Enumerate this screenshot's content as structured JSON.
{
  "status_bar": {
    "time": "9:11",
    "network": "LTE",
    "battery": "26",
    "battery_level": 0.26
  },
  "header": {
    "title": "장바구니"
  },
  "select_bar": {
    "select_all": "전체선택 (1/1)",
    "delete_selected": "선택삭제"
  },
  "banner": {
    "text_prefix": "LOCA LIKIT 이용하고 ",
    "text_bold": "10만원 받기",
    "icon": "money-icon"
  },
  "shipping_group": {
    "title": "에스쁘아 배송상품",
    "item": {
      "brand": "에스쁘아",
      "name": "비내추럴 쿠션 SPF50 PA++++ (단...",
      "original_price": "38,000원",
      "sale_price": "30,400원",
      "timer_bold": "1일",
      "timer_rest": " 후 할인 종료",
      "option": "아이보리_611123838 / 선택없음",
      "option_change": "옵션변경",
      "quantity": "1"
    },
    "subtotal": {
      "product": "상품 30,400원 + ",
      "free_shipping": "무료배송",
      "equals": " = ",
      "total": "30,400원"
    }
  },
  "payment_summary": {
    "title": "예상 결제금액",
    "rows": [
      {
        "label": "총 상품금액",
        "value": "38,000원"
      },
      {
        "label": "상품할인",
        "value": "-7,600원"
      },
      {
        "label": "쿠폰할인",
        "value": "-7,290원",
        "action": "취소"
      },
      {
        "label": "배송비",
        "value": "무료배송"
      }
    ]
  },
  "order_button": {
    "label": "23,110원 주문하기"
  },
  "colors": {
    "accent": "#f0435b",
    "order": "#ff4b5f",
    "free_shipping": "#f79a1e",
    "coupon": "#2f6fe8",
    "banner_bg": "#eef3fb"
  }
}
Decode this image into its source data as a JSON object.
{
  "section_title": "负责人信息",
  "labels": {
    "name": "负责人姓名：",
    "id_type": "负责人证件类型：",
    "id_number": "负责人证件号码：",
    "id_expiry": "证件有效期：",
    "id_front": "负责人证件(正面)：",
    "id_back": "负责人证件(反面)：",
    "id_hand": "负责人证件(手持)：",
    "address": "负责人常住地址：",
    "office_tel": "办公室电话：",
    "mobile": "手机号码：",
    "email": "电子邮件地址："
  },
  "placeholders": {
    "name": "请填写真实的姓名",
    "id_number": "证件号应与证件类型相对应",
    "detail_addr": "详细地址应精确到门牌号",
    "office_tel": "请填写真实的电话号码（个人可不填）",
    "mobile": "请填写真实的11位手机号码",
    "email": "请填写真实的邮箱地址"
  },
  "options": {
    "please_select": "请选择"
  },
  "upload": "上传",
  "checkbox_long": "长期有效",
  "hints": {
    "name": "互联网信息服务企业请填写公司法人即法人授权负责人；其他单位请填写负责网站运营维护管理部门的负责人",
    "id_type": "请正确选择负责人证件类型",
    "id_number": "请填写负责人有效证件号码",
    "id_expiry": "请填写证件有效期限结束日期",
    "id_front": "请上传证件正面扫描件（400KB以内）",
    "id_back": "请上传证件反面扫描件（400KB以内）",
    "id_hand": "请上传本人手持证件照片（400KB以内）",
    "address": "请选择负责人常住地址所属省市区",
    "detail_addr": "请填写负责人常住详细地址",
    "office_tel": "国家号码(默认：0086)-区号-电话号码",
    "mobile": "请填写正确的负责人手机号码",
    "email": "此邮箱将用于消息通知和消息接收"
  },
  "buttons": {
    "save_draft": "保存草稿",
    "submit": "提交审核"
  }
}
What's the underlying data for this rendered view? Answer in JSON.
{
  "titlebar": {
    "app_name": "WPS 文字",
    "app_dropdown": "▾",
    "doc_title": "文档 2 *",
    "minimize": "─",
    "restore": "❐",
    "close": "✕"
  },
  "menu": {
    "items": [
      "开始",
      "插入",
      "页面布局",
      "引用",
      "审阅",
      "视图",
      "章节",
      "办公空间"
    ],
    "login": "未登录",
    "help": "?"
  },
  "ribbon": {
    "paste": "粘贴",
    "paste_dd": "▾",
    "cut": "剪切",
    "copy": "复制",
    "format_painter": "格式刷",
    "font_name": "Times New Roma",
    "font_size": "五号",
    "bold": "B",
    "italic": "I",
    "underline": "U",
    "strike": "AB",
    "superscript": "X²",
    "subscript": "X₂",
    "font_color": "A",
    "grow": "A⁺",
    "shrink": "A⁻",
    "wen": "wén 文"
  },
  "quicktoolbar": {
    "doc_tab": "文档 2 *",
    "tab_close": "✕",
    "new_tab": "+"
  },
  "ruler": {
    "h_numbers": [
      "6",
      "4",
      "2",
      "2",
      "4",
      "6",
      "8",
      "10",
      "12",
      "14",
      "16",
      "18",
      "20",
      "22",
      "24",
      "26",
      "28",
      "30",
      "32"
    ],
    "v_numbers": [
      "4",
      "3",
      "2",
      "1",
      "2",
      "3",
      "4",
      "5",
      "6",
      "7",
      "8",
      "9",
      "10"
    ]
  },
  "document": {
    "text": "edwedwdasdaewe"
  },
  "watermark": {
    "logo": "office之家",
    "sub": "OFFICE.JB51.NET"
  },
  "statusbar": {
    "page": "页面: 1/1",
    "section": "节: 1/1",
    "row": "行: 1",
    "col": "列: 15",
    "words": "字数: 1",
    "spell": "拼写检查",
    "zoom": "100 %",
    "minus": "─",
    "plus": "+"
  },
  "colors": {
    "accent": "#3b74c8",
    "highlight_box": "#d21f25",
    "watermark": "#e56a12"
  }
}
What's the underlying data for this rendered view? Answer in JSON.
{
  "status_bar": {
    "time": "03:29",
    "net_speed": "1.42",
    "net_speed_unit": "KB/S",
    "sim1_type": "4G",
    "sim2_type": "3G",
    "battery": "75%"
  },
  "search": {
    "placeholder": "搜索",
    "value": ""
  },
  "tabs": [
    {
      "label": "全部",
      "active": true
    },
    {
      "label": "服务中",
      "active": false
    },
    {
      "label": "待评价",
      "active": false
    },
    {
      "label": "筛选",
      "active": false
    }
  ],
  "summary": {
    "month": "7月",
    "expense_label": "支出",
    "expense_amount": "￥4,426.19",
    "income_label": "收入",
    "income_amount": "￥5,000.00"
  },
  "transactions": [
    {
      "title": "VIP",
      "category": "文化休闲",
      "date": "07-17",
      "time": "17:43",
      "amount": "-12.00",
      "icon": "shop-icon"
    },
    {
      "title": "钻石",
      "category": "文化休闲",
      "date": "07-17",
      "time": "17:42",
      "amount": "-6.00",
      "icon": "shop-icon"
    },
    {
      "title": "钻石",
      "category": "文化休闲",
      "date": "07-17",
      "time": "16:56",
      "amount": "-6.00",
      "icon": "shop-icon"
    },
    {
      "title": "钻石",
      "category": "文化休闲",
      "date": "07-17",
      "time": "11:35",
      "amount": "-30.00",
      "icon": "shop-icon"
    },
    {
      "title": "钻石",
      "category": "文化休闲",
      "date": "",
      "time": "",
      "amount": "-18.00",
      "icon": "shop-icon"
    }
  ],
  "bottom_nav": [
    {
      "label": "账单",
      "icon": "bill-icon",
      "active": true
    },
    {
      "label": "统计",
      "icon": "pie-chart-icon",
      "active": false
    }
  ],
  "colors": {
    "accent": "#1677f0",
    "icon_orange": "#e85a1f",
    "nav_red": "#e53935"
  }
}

────────────────

Description of the task >>
All of the entries above should be written out again exactly.

Answer below >>
Enumerate this screenshot's content as structured JSON.
{
  "status_bar": {
    "time": "9:11",
    "network": "LTE",
    "battery": "26",
    "battery_level": 0.26
  },
  "header": {
    "title": "장바구니"
  },
  "select_bar": {
    "select_all": "전체선택 (1/1)",
    "delete_selected": "선택삭제"
  },
  "banner": {
    "text_prefix": "LOCA LIKIT 이용하고 ",
    "text_bold": "10만원 받기",
    "icon": "money-icon"
  },
  "shipping_group": {
    "title": "에스쁘아 배송상품",
    "item": {
      "brand": "에스쁘아",
      "name": "비내추럴 쿠션 SPF50 PA++++ (단...",
      "original_price": "38,000원",
      "sale_price": "30,400원",
      "timer_bold": "1일",
      "timer_rest": " 후 할인 종료",
      "option": "아이보리_611123838 / 선택없음",
      "option_change": "옵션변경",
      "quantity": "1"
    },
    "subtotal": {
      "product": "상품 30,400원 + ",
      "free_shipping": "무료배송",
      "equals": " = ",
      "total": "30,400원"
    }
  },
  "payment_summary": {
    "title": "예상 결제금액",
    "rows": [
      {
        "label": "총 상품금액",
        "value": "38,000원"
      },
      {
        "label": "상품할인",
        "value": "-7,600원"
      },
      {
        "label": "쿠폰할인",
        "value": "-7,290원",
        "action": "취소"
      },
      {
        "label": "배송비",
        "value": "무료배송"
      }
    ]
  },
  "order_button": {
    "label": "23,110원 주문하기"
  },
  "colors": {
    "accent": "#f0435b",
    "order": "#ff4b5f",
    "free_shipping": "#f79a1e",
    "coupon": "#2f6fe8",
    "banner_bg": "#eef3fb"
  }
}
Decode this image into its source data as a JSON object.
{
  "section_title": "负责人信息",
  "labels": {
    "name": "负责人姓名：",
    "id_type": "负责人证件类型：",
    "id_number": "负责人证件号码：",
    "id_expiry": "证件有效期：",
    "id_front": "负责人证件(正面)：",
    "id_back": "负责人证件(反面)：",
    "id_hand": "负责人证件(手持)：",
    "address": "负责人常住地址：",
    "office_tel": "办公室电话：",
    "mobile": "手机号码：",
    "email": "电子邮件地址："
  },
  "placeholders": {
    "name": "请填写真实的姓名",
    "id_number": "证件号应与证件类型相对应",
    "detail_addr": "详细地址应精确到门牌号",
    "office_tel": "请填写真实的电话号码（个人可不填）",
    "mobile": "请填写真实的11位手机号码",
    "email": "请填写真实的邮箱地址"
  },
  "options": {
    "please_select": "请选择"
  },
  "upload": "上传",
  "checkbox_long": "长期有效",
  "hints": {
    "name": "互联网信息服务企业请填写公司法人即法人授权负责人；其他单位请填写负责网站运营维护管理部门的负责人",
    "id_type": "请正确选择负责人证件类型",
    "id_number": "请填写负责人有效证件号码",
    "id_expiry": "请填写证件有效期限结束日期",
    "id_front": "请上传证件正面扫描件（400KB以内）",
    "id_back": "请上传证件反面扫描件（400KB以内）",
    "id_hand": "请上传本人手持证件照片（400KB以内）",
    "address": "请选择负责人常住地址所属省市区",
    "detail_addr": "请填写负责人常住详细地址",
    "office_tel": "国家号码(默认：0086)-区号-电话号码",
    "mobile": "请填写正确的负责人手机号码",
    "email": "此邮箱将用于消息通知和消息接收"
  },
  "buttons": {
    "save_draft": "保存草稿",
    "submit": "提交审核"
  }
}
What's the underlying data for this rendered view? Answer in JSON.
{
  "titlebar": {
    "app_name": "WPS 文字",
    "app_dropdown": "▾",
    "doc_title": "文档 2 *",
    "minimize": "─",
    "restore": "❐",
    "close": "✕"
  },
  "menu": {
    "items": [
      "开始",
      "插入",
      "页面布局",
      "引用",
      "审阅",
      "视图",
      "章节",
      "办公空间"
    ],
    "login": "未登录",
    "help": "?"
  },
  "ribbon": {
    "paste": "粘贴",
    "paste_dd": "▾",
    "cut": "剪切",
    "copy": "复制",
    "format_painter": "格式刷",
    "font_name": "Times New Roma",
    "font_size": "五号",
    "bold": "B",
    "italic": "I",
    "underline": "U",
    "strike": "AB",
    "superscript": "X²",
    "subscript": "X₂",
    "font_color": "A",
    "grow": "A⁺",
    "shrink": "A⁻",
    "wen": "wén 文"
  },
  "quicktoolbar": {
    "doc_tab": "文档 2 *",
    "tab_close": "✕",
    "new_tab": "+"
  },
  "ruler": {
    "h_numbers": [
      "6",
      "4",
      "2",
      "2",
      "4",
      "6",
      "8",
      "10",
      "12",
      "14",
      "16",
      "18",
      "20",
      "22",
      "24",
      "26",
      "28",
      "30",
      "32"
    ],
    "v_numbers": [
      "4",
      "3",
      "2",
      "1",
      "2",
      "3",
      "4",
      "5",
      "6",
      "7",
      "8",
      "9",
      "10"
    ]
  },
  "document": {
    "text": "edwedwdasdaewe"
  },
  "watermark": {
    "logo": "office之家",
    "sub": "OFFICE.JB51.NET"
  },
  "statusbar": {
    "page": "页面: 1/1",
    "section": "节: 1/1",
    "row": "行: 1",
    "col": "列: 15",
    "words": "字数: 1",
    "spell": "拼写检查",
    "zoom": "100 %",
    "minus": "─",
    "plus": "+"
  },
  "colors": {
    "accent": "#3b74c8",
    "highlight_box": "#d21f25",
    "watermark": "#e56a12"
  }
}
What's the underlying data for this rendered view? Answer in JSON.
{
  "status_bar": {
    "time": "03:29",
    "net_speed": "1.42",
    "net_speed_unit": "KB/S",
    "sim1_type": "4G",
    "sim2_type": "3G",
    "battery": "75%"
  },
  "search": {
    "placeholder": "搜索",
    "value": ""
  },
  "tabs": [
    {
      "label": "全部",
      "active": true
    },
    {
      "label": "服务中",
      "active": false
    },
    {
      "label": "待评价",
      "active": false
    },
    {
      "label": "筛选",
      "active": false
    }
  ],
  "summary": {
    "month": "7月",
    "expense_label": "支出",
    "expense_amount": "￥4,426.19",
    "income_label": "收入",
    "income_amount": "￥5,000.00"
  },
  "transactions": [
    {
      "title": "VIP",
      "category": "文化休闲",
      "date": "07-17",
      "time": "17:43",
      "amount": "-12.00",
      "icon": "shop-icon"
    },
    {
      "title": "钻石",
      "category": "文化休闲",
      "date": "07-17",
      "time": "17:42",
      "amount": "-6.00",
      "icon": "shop-icon"
    },
    {
      "title": "钻石",
      "category": "文化休闲",
      "date": "07-17",
      "time": "16:56",
      "amount": "-6.00",
      "icon": "shop-icon"
    },
    {
      "title": "钻石",
      "category": "文化休闲",
      "date": "07-17",
      "time": "11:35",
      "amount": "-30.00",
      "icon": "shop-icon"
    },
    {
      "title": "钻石",
      "category": "文化休闲",
      "date": "",
      "time": "",
      "amount": "-18.00",
      "icon": "shop-icon"
    }
  ],
  "bottom_nav": [
    {
      "label": "账单",
      "icon": "bill-icon",
      "active": true
    },
    {
      "label": "统计",
      "icon": "pie-chart-icon",
      "active": false
    }
  ],
  "colors": {
    "accent": "#1677f0",
    "icon_orange": "#e85a1f",
    "nav_red": "#e53935"
  }
}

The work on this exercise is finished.